What you should do =>
Print all the data, keeping every line exactly as it is.

|---|

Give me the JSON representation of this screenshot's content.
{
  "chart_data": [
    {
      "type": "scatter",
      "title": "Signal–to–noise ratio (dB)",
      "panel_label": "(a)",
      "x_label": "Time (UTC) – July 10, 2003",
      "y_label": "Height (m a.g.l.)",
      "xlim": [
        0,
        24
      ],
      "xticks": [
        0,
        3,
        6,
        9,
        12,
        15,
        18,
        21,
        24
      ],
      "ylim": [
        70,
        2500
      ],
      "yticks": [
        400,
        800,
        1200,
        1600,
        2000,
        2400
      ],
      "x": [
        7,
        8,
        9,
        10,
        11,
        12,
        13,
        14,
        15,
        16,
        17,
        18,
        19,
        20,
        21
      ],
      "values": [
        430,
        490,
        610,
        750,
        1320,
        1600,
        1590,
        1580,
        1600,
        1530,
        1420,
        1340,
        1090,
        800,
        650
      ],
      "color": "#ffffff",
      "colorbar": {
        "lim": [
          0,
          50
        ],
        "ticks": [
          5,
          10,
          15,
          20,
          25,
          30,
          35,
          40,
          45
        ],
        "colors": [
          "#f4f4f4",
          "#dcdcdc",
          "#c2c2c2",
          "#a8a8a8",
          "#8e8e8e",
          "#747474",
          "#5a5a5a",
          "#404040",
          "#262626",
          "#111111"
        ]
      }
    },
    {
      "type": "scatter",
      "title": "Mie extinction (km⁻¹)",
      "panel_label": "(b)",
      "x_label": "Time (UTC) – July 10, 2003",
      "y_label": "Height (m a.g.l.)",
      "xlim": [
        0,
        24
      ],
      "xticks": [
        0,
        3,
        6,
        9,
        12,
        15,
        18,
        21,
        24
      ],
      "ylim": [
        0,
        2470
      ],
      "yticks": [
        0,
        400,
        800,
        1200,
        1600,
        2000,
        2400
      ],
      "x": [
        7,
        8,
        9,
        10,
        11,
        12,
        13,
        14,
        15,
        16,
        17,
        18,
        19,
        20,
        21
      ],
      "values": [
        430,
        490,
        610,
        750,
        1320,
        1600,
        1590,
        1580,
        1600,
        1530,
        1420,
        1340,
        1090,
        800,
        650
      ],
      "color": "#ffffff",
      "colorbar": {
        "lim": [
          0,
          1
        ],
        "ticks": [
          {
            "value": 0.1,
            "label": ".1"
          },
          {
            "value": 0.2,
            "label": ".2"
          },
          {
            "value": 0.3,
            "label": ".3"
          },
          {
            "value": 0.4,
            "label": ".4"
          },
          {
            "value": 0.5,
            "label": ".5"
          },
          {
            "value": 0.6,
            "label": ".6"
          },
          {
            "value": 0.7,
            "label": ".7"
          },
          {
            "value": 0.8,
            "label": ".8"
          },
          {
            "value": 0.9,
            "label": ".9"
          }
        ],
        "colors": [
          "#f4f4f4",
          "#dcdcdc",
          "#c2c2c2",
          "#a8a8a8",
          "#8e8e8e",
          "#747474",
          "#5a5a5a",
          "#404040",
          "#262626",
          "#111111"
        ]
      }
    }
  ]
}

|---|

Finished answer =>
Give me the JSON representation of this screenshot's content.
{
  "chart_data": [
    {
      "type": "scatter",
      "title": "Signal–to–noise ratio (dB)",
      "panel_label": "(a)",
      "x_label": "Time (UTC) – July 10, 2003",
      "y_label": "Height (m a.g.l.)",
      "xlim": [
        0,
        24
      ],
      "xticks": [
        0,
        3,
        6,
        9,
        12,
        15,
        18,
        21,
        24
      ],
      "ylim": [
        70,
        2500
      ],
      "yticks": [
        400,
        800,
        1200,
        1600,
        2000,
        2400
      ],
      "x": [
        7,
        8,
        9,
        10,
        11,
        12,
        13,
        14,
        15,
        16,
        17,
        18,
        19,
        20,
        21
      ],
      "values": [
        430,
        490,
        610,
        750,
        1320,
        1600,
        1590,
        1580,
        1600,
        1530,
        1420,
        1340,
        1090,
        800,
        650
      ],
      "color": "#ffffff",
      "colorbar": {
        "lim": [
          0,
          50
        ],
        "ticks": [
          5,
          10,
          15,
          20,
          25,
          30,
          35,
          40,
          45
        ],
        "colors": [
          "#f4f4f4",
          "#dcdcdc",
          "#c2c2c2",
          "#a8a8a8",
          "#8e8e8e",
          "#747474",
          "#5a5a5a",
          "#404040",
          "#262626",
          "#111111"
        ]
      }
    },
    {
      "type": "scatter",
      "title": "Mie extinction (km⁻¹)",
      "panel_label": "(b)",
      "x_label": "Time (UTC) – July 10, 2003",
      "y_label": "Height (m a.g.l.)",
      "xlim": [
        0,
        24
      ],
      "xticks": [
        0,
        3,
        6,
        9,
        12,
        15,
        18,
        21,
        24
      ],
      "ylim": [
        0,
        2470
      ],
      "yticks": [
        0,
        400,
        800,
        1200,
        1600,
        2000,
        2400
      ],
      "x": [
        7,
        8,
        9,
        10,
        11,
        12,
        13,
        14,
        15,
        16,
        17,
        18,
        19,
        20,
        21
      ],
      "values": [
        430,
        490,
        610,
        750,
        1320,
        1600,
        1590,
        1580,
        1600,
        1530,
        1420,
        1340,
        1090,
        800,
        650
      ],
      "color": "#ffffff",
      "colorbar": {
        "lim": [
          0,
          1
        ],
        "ticks": [
          {
            "value": 0.1,
            "label": ".1"
          },
          {
            "value": 0.2,
            "label": ".2"
          },
          {
            "value": 0.3,
            "label": ".3"
          },
          {
            "value": 0.4,
            "label": ".4"
          },
          {
            "value": 0.5,
            "label": ".5"
          },
          {
            "value": 0.6,
            "label": ".6"
          },
          {
            "value": 0.7,
            "label": ".7"
          },
          {
            "value": 0.8,
            "label": ".8"
          },
          {
            "value": 0.9,
            "label": ".9"
          }
        ],
        "colors": [
          "#f4f4f4",
          "#dcdcdc",
          "#c2c2c2",
          "#a8a8a8",
          "#8e8e8e",
          "#747474",
          "#5a5a5a",
          "#404040",
          "#262626",
          "#111111"
        ]
      }
    }
  ]
}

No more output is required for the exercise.